-- Exercise materials start --

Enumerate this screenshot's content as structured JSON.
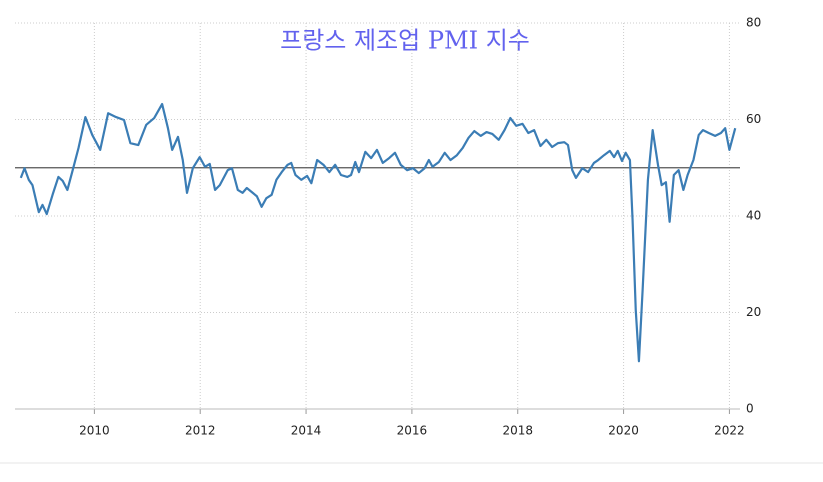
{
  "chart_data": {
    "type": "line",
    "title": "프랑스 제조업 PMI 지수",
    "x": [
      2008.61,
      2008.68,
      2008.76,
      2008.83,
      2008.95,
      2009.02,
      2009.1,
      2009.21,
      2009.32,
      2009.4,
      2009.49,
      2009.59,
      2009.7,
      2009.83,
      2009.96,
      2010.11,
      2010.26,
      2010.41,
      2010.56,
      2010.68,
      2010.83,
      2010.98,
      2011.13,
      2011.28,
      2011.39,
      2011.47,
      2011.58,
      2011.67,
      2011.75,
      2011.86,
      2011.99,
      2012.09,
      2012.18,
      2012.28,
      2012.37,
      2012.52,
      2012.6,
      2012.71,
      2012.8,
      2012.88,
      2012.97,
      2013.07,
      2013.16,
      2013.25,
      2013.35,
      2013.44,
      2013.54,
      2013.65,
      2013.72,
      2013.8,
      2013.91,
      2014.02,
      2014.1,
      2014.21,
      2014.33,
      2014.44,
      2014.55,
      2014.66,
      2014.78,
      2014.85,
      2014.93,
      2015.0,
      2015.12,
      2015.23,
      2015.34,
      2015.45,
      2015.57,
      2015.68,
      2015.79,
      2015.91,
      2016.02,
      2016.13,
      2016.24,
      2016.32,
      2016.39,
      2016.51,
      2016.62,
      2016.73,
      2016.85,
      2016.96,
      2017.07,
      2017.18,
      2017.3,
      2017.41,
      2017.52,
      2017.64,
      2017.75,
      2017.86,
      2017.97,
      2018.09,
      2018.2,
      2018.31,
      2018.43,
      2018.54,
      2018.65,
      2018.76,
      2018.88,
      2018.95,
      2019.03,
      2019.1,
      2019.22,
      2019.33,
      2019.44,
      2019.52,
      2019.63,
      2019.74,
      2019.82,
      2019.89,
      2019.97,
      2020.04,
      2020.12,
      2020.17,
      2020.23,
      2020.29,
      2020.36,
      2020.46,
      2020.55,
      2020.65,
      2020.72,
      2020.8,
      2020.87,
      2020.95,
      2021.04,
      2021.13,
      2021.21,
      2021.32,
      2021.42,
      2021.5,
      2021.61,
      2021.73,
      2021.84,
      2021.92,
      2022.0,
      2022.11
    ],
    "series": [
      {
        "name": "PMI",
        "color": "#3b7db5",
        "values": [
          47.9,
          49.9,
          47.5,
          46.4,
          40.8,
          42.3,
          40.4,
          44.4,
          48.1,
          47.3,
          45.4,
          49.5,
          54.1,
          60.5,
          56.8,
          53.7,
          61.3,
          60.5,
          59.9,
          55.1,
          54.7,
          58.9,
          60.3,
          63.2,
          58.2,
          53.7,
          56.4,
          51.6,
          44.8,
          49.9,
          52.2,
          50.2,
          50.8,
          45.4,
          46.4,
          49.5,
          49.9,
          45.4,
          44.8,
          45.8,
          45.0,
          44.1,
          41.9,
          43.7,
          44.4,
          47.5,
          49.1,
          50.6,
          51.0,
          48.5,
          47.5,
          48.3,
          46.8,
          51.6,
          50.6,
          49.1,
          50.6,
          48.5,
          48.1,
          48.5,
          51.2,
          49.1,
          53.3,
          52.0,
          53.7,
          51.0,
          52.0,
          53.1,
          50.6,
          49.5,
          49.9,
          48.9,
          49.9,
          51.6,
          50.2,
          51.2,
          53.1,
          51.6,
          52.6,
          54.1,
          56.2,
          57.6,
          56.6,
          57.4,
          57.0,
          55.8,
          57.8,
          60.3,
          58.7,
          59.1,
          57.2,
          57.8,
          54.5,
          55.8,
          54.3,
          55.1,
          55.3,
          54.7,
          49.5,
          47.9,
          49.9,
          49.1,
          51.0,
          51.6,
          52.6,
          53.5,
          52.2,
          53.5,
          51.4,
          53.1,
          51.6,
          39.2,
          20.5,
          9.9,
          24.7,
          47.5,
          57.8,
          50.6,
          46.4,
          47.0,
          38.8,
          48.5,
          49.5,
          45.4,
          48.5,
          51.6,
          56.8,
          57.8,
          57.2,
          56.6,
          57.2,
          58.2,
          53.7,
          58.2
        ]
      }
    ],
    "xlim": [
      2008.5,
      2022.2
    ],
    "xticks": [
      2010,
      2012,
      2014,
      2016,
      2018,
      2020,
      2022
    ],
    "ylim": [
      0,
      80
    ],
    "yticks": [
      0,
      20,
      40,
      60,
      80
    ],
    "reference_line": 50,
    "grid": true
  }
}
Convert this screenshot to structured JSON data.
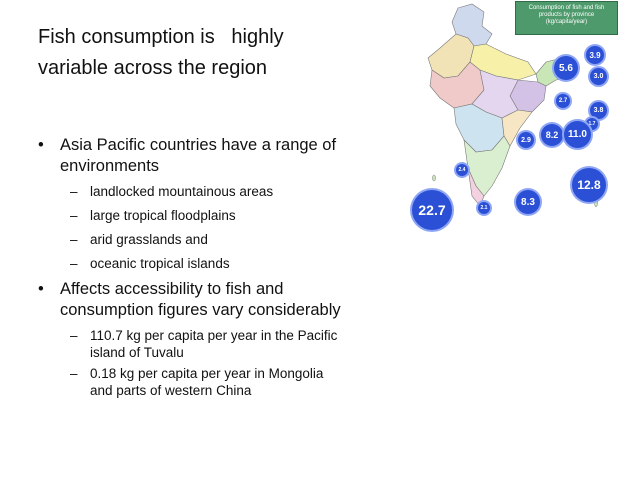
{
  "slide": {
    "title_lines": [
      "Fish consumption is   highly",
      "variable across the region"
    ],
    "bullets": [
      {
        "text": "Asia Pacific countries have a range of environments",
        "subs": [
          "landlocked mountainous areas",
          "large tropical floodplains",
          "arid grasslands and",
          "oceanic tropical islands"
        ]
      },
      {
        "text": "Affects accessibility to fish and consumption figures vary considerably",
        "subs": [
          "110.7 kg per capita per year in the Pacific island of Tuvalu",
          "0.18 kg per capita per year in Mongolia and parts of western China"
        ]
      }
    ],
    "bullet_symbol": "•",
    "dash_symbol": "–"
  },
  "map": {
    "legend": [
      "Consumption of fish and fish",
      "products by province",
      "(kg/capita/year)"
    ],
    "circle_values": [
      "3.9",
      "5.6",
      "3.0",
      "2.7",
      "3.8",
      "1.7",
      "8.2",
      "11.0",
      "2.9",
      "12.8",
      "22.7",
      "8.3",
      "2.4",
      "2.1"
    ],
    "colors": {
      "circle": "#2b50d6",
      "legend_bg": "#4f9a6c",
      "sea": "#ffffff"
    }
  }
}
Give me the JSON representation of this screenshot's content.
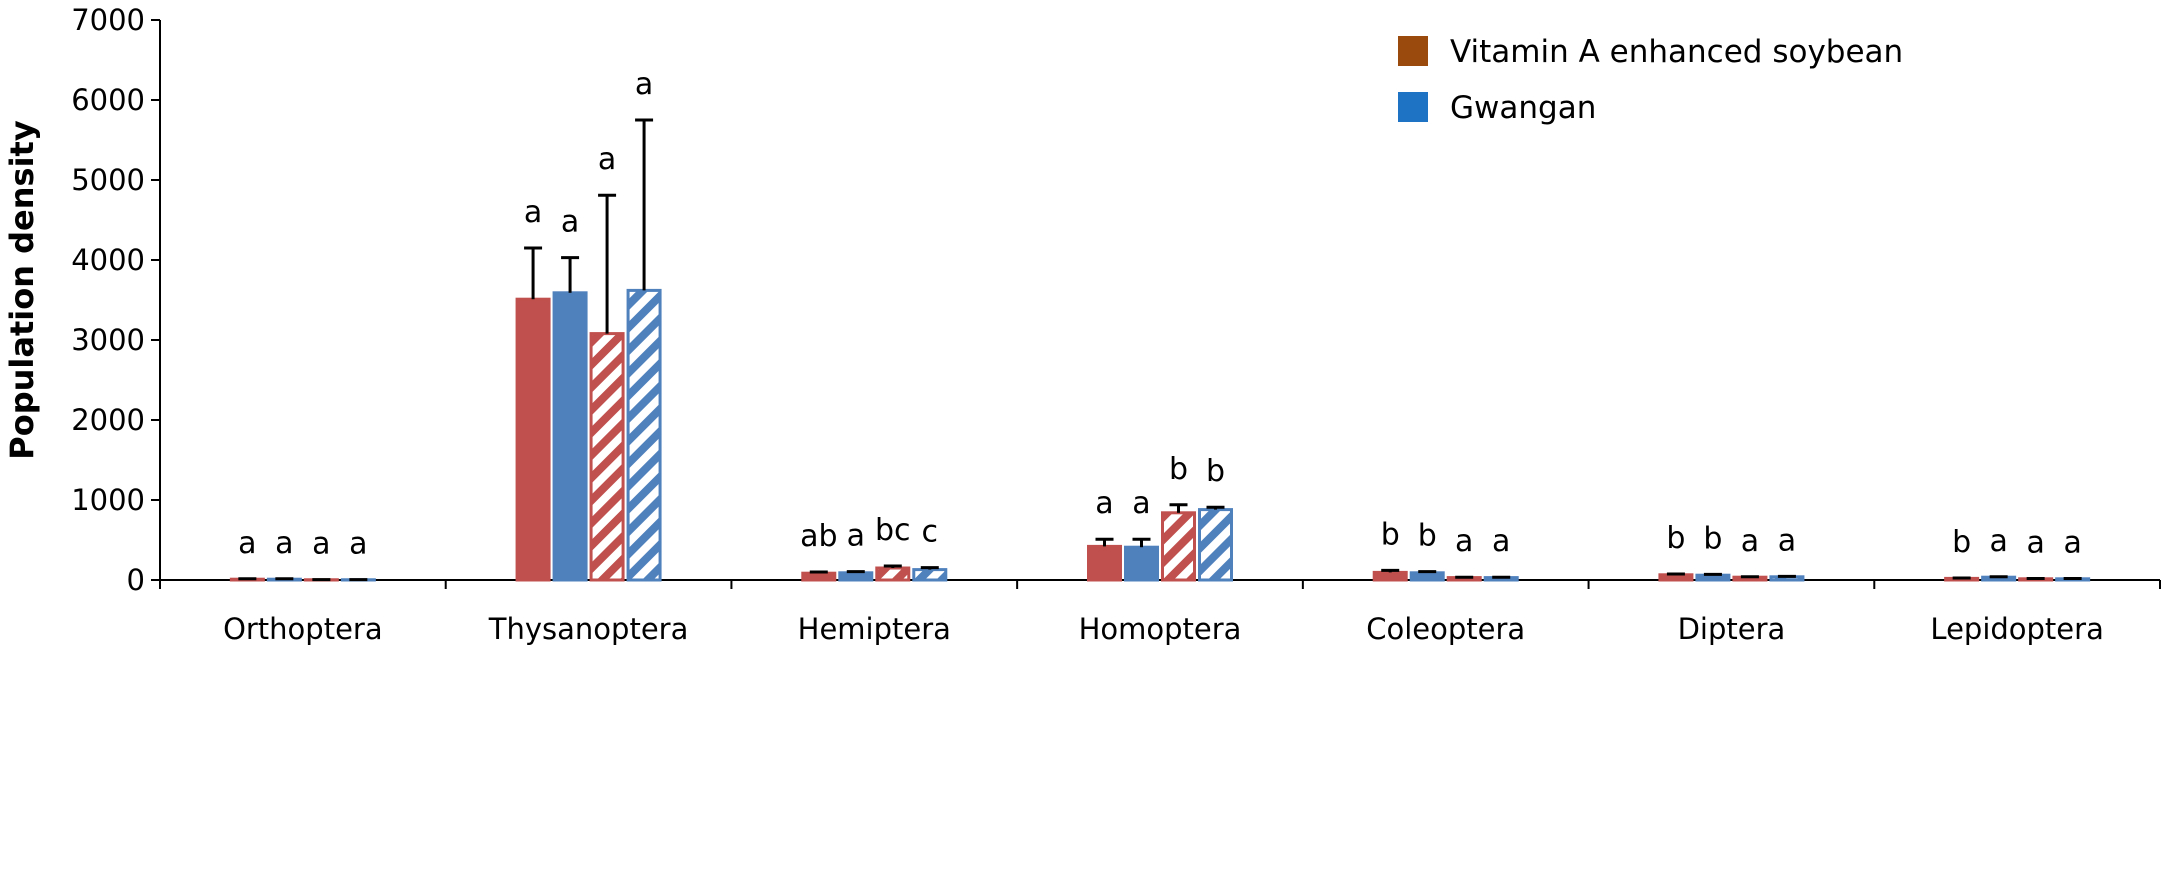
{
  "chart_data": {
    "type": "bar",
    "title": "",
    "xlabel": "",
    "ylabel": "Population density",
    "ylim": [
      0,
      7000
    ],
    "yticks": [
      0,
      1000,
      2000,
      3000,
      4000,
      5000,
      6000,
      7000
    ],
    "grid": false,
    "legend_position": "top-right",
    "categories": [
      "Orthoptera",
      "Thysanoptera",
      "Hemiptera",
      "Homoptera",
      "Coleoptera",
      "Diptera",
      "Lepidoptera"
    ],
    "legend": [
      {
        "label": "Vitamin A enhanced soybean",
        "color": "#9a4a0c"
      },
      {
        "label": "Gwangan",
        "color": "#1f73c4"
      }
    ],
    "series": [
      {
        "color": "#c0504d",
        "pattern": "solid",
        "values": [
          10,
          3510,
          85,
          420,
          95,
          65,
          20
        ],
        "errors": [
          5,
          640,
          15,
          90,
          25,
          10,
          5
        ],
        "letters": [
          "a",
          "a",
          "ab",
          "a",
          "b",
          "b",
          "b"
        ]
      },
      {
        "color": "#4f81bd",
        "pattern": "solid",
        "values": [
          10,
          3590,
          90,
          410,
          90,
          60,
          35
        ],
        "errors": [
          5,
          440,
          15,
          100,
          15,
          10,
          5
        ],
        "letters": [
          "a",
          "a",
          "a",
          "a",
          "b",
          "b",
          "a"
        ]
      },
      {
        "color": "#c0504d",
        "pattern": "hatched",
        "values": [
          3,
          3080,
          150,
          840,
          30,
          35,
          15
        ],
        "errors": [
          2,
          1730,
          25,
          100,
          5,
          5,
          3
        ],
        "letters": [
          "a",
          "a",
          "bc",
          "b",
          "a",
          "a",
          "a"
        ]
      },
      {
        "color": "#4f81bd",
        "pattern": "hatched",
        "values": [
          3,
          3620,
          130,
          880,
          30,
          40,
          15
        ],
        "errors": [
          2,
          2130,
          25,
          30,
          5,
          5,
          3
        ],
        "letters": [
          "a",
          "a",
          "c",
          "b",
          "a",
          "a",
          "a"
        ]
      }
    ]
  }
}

-- Exercise materials end --

### Exercise task
Identify which lines contain the word "text" and copy each one.

### Exercise response
        "text": "Asia Pacific countries have a range of environments",
        "text": "Affects accessibility to fish and consumption figures vary considerably",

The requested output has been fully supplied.